WRITTEN EXERCISE >> Repeat every line of the listing below exactly, minus the pictures.

----------------------------------------

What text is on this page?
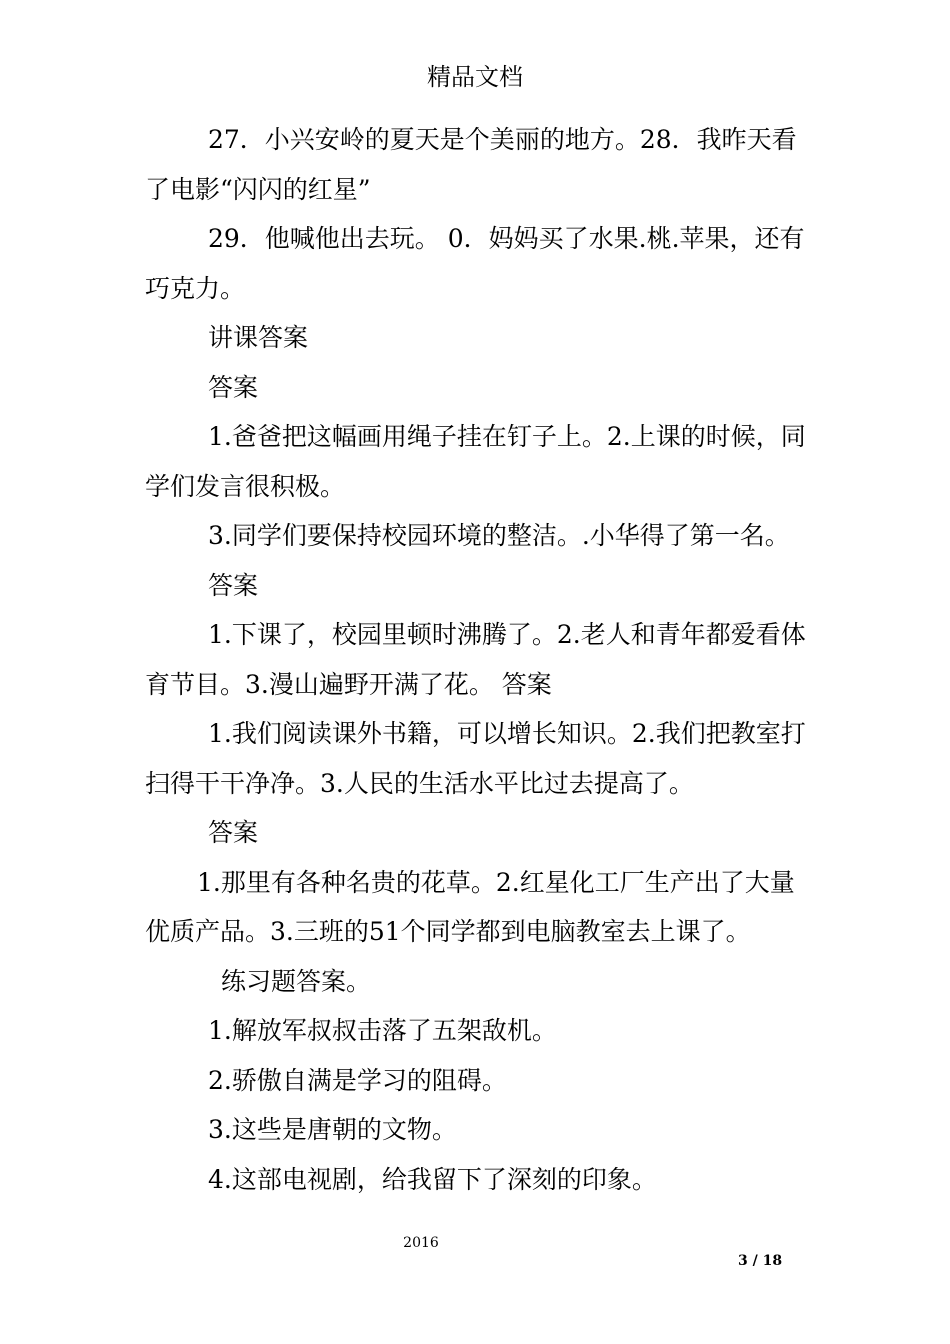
精品文档

27．小兴安岭的夏天是个美丽的地方。28．我昨天看了电影“闪闪的红星”

29．他喊他出去玩。 0．妈妈买了水果.桃.苹果，还有巧克力。

讲课答案

答案

1.爸爸把这幅画用绳子挂在钉子上。2.上课的时候，同学们发言很积极。

3.同学们要保持校园环境的整洁。.小华得了第一名。

答案

1.下课了，校园里顿时沸腾了。2.老人和青年都爱看体育节目。3.漫山遍野开满了花。 答案

1.我们阅读课外书籍，可以增长知识。2.我们把教室打扫得干干净净。3.人民的生活水平比过去提高了。

答案

1.那里有各种名贵的花草。2.红星化工厂生产出了大量优质产品。3.三班的51个同学都到电脑教室去上课了。

练习题答案。

1.解放军叔叔击落了五架敌机。

2.骄傲自满是学习的阻碍。

3.这些是唐朝的文物。

4.这部电视剧，给我留下了深刻的印象。

2016
3 / 18
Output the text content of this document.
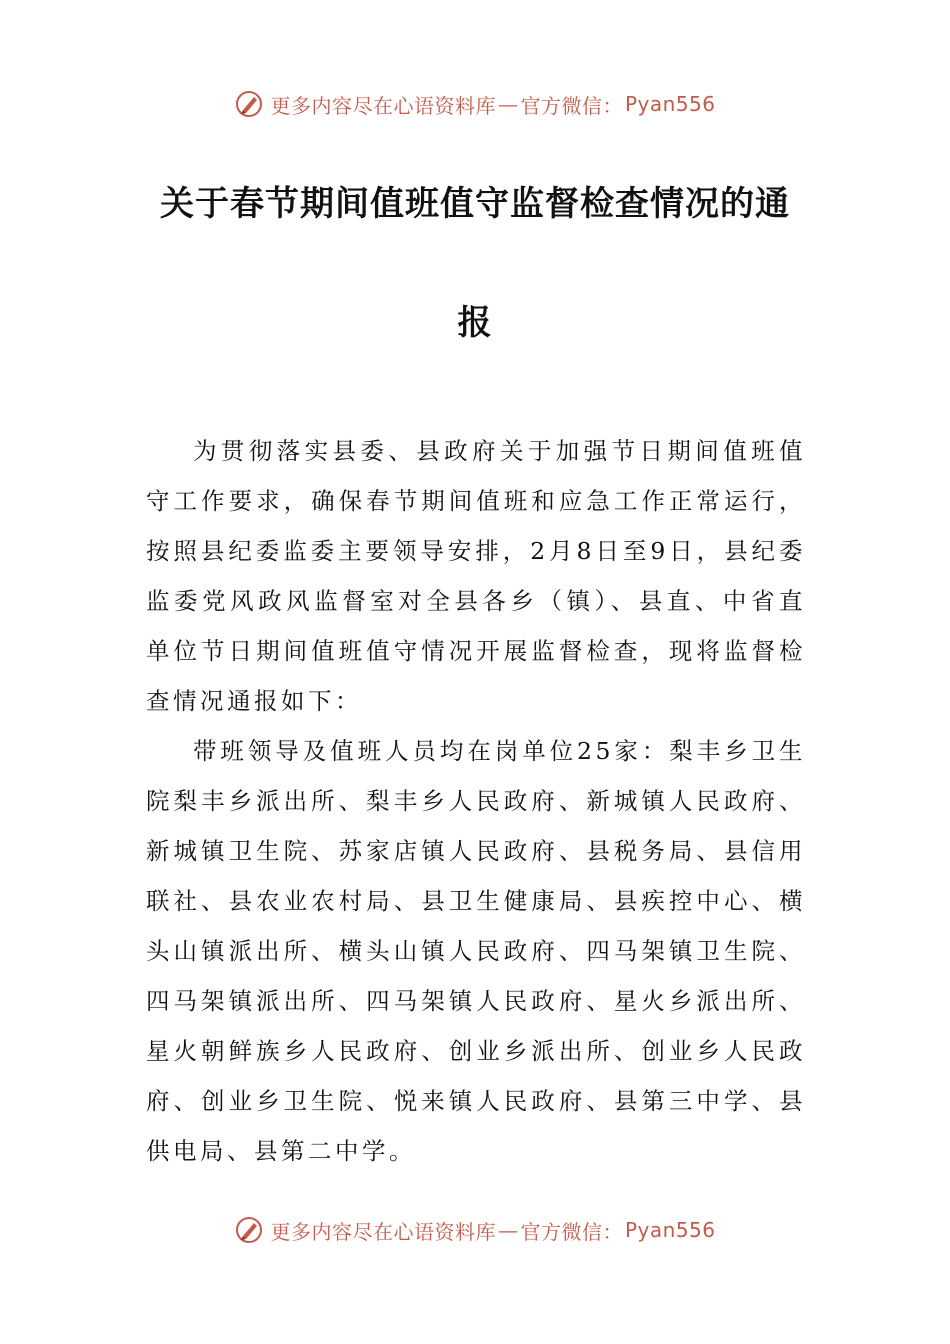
更多内容尽在心语资料库 — 官方微信： Pyan556
关于春节期间值班值守监督检查情况的通
报

为贯彻落实县委、县政府关于加强节日期间值班值守工作要求，确保春节期间值班和应急工作正常运行，按照县纪委监委主要领导安排，2月8日至9日，县纪委监委党风政风监督室对全县各乡（镇）、县直、中省直单位节日期间值班值守情况开展监督检查，现将监督检查情况通报如下：

带班领导及值班人员均在岗单位25家：梨丰乡卫生院梨丰乡派出所、梨丰乡人民政府、新城镇人民政府、新城镇卫生院、苏家店镇人民政府、县税务局、县信用联社、县农业农村局、县卫生健康局、县疾控中心、横头山镇派出所、横头山镇人民政府、四马架镇卫生院、四马架镇派出所、四马架镇人民政府、星火乡派出所、星火朝鲜族乡人民政府、创业乡派出所、创业乡人民政府、创业乡卫生院、悦来镇人民政府、县第三中学、县供电局、县第二中学。

更多内容尽在心语资料库 — 官方微信： Pyan556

----------------------------------------

FULL SOLUTION >>
What text is on this page?
精品文档

27．小兴安岭的夏天是个美丽的地方。28．我昨天看了电影“闪闪的红星”

29．他喊他出去玩。 0．妈妈买了水果.桃.苹果，还有巧克力。

讲课答案

答案

1.爸爸把这幅画用绳子挂在钉子上。2.上课的时候，同学们发言很积极。

3.同学们要保持校园环境的整洁。.小华得了第一名。

答案

1.下课了，校园里顿时沸腾了。2.老人和青年都爱看体育节目。3.漫山遍野开满了花。 答案

1.我们阅读课外书籍，可以增长知识。2.我们把教室打扫得干干净净。3.人民的生活水平比过去提高了。

答案

1.那里有各种名贵的花草。2.红星化工厂生产出了大量优质产品。3.三班的51个同学都到电脑教室去上课了。

练习题答案。

1.解放军叔叔击落了五架敌机。

2.骄傲自满是学习的阻碍。

3.这些是唐朝的文物。

4.这部电视剧，给我留下了深刻的印象。

2016
3 / 18
Output the text content of this document.
更多内容尽在心语资料库 — 官方微信： Pyan556
关于春节期间值班值守监督检查情况的通
报

为贯彻落实县委、县政府关于加强节日期间值班值守工作要求，确保春节期间值班和应急工作正常运行，按照县纪委监委主要领导安排，2月8日至9日，县纪委监委党风政风监督室对全县各乡（镇）、县直、中省直单位节日期间值班值守情况开展监督检查，现将监督检查情况通报如下：

带班领导及值班人员均在岗单位25家：梨丰乡卫生院梨丰乡派出所、梨丰乡人民政府、新城镇人民政府、新城镇卫生院、苏家店镇人民政府、县税务局、县信用联社、县农业农村局、县卫生健康局、县疾控中心、横头山镇派出所、横头山镇人民政府、四马架镇卫生院、四马架镇派出所、四马架镇人民政府、星火乡派出所、星火朝鲜族乡人民政府、创业乡派出所、创业乡人民政府、创业乡卫生院、悦来镇人民政府、县第三中学、县供电局、县第二中学。

更多内容尽在心语资料库 — 官方微信： Pyan556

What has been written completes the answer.